Supplied text =
# Sophisticated Indexing and Search  

In this lab, we will look at various ways we can fine-tune our search results using Solr `analyzers`, `tokenizers` and `filters`.  
We will use books archive data downloaded from [open library](https://openlibrary.org/developers/dumps).  

Download [editions dump](https://openlibrary.org/data/ol_dump_editions_latest.txt.gz), this is a big file that requires some patience! When download process is done, decompress your file into data folder. I have included a sample text file with first 10 lines in the `ol_dump_editions_2021-03-19.txt` dump file. Let's take a look at first line in the file:  

In [37]:
fopen = open('data/editions.txt')
line = fopen.readline()
fopen.close()

Records shown =

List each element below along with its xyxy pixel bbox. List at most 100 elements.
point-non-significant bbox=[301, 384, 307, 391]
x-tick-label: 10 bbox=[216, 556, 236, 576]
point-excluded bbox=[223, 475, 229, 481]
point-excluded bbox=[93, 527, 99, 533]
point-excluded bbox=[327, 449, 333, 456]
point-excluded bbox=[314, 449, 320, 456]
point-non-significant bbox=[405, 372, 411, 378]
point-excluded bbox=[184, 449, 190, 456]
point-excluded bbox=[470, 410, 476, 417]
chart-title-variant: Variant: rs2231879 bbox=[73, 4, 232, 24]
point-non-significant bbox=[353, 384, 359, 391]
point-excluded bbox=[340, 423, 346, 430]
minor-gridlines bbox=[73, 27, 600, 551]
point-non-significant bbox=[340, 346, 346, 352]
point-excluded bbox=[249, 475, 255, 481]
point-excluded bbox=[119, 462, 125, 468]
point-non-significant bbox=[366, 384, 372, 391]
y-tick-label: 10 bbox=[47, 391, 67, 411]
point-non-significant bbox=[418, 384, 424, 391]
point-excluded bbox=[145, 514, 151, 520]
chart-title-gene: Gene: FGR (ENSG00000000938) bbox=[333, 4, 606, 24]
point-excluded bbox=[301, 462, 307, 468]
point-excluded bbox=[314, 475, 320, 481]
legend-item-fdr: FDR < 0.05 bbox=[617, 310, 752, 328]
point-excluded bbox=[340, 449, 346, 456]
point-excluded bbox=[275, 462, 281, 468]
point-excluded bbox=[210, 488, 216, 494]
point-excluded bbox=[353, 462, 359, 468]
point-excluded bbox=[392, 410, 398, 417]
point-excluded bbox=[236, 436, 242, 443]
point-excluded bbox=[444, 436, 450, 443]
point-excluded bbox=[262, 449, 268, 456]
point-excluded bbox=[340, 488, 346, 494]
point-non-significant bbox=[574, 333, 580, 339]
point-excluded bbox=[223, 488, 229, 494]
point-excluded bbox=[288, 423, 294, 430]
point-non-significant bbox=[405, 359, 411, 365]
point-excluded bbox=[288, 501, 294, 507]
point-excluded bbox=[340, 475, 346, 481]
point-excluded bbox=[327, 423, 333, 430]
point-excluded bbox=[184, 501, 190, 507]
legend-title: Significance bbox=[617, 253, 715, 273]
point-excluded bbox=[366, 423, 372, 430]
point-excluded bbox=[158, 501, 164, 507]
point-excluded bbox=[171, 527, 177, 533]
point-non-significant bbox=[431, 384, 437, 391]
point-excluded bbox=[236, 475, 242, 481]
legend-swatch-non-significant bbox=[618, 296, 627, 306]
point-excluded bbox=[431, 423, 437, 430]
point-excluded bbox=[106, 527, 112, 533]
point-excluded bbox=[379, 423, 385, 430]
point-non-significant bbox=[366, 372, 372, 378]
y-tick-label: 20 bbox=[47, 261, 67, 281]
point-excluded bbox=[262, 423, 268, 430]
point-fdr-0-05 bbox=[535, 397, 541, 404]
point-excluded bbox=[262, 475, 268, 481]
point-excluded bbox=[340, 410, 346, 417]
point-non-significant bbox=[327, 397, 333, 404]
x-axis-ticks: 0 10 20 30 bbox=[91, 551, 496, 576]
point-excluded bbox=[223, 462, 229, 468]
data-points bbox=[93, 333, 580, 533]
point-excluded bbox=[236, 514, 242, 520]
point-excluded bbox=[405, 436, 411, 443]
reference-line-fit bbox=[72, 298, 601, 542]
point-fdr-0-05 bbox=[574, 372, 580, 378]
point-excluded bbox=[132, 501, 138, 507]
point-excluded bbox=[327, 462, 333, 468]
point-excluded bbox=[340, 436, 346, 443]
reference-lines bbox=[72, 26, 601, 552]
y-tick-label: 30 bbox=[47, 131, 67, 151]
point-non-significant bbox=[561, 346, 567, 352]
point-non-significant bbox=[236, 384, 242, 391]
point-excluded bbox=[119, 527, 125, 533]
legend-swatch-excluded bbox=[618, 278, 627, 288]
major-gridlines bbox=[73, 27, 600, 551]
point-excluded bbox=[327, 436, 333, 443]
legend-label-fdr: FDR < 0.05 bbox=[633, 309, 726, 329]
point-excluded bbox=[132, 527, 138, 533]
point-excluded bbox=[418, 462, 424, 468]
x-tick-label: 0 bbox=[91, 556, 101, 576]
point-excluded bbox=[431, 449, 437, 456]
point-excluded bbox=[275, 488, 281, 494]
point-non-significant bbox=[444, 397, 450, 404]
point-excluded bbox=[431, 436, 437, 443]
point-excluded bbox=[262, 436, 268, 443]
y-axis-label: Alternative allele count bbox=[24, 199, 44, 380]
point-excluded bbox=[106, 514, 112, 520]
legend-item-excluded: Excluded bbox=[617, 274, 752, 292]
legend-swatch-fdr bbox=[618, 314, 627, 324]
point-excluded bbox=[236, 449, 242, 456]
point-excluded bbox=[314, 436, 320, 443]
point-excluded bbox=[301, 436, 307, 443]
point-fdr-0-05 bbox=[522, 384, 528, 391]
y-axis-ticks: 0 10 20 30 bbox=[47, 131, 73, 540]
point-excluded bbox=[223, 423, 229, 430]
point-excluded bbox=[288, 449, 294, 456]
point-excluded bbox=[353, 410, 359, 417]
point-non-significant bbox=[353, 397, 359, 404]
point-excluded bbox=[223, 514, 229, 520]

Stated task = Reproduce the Solr indexing and search lab text above in full, with no changes.

Full response =
# Sophisticated Indexing and Search  

In this lab, we will look at various ways we can fine-tune our search results using Solr `analyzers`, `tokenizers` and `filters`.  
We will use books archive data downloaded from [open library](https://openlibrary.org/developers/dumps).  

Download [editions dump](https://openlibrary.org/data/ol_dump_editions_latest.txt.gz), this is a big file that requires some patience! When download process is done, decompress your file into data folder. I have included a sample text file with first 10 lines in the `ol_dump_editions_2021-03-19.txt` dump file. Let's take a look at first line in the file:  

In [37]:
fopen = open('data/editions.txt')
line = fopen.readline()
fopen.close()